* BEGIN EXERCISE INPUT *
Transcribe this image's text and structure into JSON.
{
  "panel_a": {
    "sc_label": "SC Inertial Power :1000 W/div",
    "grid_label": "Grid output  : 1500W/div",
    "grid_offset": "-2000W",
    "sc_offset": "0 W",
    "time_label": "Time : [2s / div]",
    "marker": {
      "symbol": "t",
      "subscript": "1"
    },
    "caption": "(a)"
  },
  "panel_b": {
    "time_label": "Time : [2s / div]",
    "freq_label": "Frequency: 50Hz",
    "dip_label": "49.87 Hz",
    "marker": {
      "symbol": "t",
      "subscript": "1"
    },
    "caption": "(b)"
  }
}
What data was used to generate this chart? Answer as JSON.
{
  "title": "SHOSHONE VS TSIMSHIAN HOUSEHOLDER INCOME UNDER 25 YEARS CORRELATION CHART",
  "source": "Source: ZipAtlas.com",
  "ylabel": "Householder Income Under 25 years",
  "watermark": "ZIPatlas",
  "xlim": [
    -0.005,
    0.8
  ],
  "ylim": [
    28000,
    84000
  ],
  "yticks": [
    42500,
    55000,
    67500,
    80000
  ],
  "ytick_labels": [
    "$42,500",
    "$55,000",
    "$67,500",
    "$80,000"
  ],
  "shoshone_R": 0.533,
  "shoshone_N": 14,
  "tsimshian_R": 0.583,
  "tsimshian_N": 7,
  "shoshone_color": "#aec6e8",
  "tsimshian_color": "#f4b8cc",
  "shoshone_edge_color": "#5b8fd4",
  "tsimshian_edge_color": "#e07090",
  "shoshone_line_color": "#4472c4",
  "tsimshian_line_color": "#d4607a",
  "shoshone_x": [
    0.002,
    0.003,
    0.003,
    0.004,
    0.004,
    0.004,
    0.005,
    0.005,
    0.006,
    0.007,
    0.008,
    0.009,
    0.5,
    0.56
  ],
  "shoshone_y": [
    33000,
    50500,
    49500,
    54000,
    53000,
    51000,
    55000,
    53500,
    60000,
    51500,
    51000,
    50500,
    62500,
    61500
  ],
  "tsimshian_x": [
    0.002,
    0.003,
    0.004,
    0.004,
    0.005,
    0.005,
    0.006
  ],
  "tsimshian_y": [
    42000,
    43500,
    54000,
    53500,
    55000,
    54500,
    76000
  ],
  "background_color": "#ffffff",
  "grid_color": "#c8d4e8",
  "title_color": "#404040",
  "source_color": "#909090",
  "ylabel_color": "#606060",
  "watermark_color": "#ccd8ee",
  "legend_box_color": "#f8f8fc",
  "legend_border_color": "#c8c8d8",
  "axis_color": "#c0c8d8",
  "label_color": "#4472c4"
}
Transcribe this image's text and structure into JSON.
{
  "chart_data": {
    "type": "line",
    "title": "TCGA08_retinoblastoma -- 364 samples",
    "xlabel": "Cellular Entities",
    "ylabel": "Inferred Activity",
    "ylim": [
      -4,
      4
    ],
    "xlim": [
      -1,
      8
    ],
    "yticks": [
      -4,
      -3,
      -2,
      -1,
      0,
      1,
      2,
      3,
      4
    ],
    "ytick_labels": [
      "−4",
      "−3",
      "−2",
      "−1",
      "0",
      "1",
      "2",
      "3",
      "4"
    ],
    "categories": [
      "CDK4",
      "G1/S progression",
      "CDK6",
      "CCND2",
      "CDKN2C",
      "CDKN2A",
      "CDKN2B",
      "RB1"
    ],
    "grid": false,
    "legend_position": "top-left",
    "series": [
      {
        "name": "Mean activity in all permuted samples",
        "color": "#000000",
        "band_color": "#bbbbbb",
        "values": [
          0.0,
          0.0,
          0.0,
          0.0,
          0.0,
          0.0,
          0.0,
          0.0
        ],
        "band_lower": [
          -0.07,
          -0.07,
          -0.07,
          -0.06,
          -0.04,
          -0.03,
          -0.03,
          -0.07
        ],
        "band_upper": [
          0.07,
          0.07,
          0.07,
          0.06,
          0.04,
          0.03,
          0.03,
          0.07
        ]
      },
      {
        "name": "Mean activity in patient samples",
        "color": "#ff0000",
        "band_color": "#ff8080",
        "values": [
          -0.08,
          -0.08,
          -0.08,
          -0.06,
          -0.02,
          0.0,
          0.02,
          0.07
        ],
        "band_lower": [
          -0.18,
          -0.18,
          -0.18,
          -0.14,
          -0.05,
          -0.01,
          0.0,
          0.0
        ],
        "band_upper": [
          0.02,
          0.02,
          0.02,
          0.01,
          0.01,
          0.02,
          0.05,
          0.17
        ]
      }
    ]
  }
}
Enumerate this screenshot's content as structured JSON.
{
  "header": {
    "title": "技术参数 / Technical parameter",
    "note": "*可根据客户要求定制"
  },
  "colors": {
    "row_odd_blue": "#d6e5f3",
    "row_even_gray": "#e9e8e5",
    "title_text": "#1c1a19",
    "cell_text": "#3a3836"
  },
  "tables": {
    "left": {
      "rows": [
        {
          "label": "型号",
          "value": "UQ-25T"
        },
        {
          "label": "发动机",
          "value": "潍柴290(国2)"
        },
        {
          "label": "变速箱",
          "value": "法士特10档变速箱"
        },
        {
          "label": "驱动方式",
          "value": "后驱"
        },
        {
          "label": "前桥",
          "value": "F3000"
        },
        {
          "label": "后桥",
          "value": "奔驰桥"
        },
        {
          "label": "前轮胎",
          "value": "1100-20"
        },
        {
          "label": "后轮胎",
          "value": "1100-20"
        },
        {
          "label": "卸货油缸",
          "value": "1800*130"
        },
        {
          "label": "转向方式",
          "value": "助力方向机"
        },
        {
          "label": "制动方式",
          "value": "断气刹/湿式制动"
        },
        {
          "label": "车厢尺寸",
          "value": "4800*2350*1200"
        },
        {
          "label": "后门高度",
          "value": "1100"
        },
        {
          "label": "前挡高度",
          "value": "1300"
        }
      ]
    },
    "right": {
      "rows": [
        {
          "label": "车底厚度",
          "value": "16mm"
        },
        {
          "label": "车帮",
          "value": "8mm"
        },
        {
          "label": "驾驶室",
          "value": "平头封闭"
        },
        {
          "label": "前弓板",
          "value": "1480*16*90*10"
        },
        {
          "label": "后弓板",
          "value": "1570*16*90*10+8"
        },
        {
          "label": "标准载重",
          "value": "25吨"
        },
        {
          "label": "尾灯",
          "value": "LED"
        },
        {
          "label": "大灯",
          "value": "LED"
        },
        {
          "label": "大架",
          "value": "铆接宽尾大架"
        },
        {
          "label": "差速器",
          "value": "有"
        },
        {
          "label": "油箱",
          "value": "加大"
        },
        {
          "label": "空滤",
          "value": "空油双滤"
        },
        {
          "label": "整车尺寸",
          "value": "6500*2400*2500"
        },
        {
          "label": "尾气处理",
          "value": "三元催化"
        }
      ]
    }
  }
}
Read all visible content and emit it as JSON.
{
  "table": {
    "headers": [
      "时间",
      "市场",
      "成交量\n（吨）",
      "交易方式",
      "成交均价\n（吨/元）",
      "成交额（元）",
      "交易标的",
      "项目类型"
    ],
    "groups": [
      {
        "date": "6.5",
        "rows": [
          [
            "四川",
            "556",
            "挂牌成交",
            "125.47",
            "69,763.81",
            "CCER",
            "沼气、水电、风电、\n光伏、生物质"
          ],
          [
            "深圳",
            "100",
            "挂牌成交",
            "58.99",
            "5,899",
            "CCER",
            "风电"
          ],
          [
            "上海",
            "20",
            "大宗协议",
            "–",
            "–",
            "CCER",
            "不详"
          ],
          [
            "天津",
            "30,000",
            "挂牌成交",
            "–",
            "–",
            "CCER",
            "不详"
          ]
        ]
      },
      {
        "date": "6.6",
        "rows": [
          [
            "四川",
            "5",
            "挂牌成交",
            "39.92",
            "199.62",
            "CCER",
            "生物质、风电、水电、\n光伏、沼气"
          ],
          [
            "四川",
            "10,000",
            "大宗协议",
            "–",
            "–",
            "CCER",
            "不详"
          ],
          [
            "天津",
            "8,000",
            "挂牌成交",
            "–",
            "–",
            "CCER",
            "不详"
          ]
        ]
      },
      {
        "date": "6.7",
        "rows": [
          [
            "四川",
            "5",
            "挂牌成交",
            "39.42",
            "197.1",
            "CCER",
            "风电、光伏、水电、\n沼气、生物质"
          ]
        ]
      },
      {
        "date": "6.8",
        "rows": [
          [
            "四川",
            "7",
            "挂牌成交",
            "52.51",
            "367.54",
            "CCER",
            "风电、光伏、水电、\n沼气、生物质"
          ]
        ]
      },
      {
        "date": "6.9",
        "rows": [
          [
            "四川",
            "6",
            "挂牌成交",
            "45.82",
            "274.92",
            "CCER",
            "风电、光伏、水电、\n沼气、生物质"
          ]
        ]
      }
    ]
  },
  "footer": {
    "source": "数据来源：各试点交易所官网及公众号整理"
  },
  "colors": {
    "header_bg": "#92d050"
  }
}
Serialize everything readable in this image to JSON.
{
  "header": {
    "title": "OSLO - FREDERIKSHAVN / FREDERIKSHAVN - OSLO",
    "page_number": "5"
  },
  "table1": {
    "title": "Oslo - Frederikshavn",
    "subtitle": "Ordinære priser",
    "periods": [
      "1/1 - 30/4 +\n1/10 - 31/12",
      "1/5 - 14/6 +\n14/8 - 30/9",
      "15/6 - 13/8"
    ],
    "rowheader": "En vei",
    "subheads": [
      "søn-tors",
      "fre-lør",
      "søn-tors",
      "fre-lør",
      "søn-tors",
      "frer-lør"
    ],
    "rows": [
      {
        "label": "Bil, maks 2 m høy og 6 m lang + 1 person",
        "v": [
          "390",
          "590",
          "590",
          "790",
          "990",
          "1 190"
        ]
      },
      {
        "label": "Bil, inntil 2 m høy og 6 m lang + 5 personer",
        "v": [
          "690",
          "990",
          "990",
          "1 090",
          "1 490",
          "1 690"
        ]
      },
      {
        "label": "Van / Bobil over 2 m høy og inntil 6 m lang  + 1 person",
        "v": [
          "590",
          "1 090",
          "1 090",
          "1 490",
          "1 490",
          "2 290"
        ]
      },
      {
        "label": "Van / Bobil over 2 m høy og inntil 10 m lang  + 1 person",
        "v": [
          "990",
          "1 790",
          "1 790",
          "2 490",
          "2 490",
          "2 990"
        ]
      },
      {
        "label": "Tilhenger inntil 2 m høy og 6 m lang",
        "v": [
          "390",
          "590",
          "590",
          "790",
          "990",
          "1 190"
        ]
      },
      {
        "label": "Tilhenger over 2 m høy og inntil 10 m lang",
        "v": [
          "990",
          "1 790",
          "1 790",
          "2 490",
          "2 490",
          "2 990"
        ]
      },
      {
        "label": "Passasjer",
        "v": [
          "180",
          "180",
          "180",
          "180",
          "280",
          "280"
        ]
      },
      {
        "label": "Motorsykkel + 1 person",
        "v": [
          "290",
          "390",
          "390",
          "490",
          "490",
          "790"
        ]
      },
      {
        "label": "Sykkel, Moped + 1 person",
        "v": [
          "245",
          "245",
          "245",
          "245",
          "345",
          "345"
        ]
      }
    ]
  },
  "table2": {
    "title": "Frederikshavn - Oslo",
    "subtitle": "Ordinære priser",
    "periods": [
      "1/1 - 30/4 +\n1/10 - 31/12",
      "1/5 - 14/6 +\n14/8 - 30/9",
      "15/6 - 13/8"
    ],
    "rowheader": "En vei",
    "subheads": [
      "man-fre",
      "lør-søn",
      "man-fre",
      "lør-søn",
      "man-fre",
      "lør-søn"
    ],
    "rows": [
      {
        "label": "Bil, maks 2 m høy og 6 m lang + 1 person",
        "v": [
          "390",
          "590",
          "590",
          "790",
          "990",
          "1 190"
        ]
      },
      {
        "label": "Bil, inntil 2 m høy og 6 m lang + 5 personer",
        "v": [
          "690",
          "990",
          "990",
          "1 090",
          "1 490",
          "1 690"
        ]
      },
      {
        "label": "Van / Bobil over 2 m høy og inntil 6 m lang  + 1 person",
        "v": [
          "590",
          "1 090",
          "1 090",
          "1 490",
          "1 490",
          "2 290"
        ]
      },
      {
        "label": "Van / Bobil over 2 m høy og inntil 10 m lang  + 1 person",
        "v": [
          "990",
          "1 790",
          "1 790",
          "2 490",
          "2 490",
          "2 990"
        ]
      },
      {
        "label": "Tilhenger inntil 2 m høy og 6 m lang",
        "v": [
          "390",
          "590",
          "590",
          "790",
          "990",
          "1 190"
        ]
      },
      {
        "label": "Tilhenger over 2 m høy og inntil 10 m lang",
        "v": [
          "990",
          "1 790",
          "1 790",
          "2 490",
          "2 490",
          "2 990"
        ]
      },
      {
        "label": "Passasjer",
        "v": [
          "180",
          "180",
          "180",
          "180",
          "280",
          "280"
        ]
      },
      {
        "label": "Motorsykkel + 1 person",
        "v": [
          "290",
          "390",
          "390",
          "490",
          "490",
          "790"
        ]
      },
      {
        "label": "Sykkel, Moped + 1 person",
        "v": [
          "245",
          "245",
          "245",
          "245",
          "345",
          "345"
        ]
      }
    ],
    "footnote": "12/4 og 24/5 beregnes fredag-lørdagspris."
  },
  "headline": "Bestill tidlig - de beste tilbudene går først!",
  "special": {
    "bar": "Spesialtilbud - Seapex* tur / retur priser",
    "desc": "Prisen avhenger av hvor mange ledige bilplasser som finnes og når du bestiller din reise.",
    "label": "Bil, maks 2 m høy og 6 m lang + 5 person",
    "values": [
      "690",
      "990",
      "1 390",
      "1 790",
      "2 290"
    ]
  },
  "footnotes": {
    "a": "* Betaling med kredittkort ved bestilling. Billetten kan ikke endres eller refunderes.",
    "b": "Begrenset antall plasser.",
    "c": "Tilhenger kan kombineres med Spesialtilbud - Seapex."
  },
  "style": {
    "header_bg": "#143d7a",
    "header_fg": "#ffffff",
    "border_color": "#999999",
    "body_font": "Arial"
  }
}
* END EXERCISE INPUT *
**YOUR OBJECTIVE**.
Copy out every line where the word "samples" occurs.

**TASK RESPONSE**.
    "title": "TCGA08_retinoblastoma -- 364 samples",
        "name": "Mean activity in all permuted samples",
        "name": "Mean activity in patient samples",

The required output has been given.